ITEMS:
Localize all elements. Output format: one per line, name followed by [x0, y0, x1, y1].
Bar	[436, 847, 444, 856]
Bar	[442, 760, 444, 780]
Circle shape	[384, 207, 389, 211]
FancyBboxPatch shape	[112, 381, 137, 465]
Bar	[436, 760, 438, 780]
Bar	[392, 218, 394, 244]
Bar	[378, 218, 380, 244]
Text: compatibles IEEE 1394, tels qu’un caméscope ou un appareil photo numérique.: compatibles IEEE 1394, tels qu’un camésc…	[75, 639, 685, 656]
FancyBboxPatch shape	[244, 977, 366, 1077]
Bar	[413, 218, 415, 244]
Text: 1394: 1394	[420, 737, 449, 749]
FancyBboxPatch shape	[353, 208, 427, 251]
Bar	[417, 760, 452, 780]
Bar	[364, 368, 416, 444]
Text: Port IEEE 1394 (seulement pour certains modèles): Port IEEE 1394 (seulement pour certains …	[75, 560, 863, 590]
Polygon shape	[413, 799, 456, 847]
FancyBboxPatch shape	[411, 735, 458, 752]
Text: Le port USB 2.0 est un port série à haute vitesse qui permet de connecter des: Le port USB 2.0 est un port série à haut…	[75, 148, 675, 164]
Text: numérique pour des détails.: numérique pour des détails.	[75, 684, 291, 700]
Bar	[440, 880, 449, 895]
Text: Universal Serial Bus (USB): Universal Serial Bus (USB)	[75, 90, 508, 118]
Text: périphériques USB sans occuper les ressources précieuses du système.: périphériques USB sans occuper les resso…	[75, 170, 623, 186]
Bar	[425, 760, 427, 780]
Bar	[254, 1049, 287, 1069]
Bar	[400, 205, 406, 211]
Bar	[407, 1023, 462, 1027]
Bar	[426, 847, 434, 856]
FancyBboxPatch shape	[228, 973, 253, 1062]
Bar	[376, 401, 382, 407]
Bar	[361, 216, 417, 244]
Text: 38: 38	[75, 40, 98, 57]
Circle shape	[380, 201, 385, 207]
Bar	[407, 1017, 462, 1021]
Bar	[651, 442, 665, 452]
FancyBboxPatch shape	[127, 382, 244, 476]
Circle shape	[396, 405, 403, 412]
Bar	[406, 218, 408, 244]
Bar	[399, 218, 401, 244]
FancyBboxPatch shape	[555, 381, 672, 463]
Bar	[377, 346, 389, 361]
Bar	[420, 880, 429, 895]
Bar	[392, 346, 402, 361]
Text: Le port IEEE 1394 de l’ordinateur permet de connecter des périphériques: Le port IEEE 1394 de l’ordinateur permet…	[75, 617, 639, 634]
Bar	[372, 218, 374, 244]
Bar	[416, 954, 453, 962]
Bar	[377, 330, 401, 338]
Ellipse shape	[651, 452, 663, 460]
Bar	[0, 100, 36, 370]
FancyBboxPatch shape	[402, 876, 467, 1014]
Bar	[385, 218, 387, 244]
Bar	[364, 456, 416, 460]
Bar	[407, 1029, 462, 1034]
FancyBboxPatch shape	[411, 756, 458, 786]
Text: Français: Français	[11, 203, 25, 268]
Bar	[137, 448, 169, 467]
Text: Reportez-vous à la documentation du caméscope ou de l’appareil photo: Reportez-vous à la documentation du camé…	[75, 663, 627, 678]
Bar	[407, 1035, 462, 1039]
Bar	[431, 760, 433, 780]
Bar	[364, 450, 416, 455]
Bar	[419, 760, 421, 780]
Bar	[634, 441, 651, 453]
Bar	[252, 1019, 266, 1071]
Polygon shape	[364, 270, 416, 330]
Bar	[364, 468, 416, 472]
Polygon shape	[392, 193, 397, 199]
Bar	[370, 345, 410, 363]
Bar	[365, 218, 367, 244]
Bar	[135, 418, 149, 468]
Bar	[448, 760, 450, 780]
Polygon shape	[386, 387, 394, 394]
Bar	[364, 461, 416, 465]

GIVEN TASK: Count the lines of the data above that contain the string "IEEE", treating uppercase and lowercase as different. Reply with the number alone.

EXERCISE RESPONSE: 3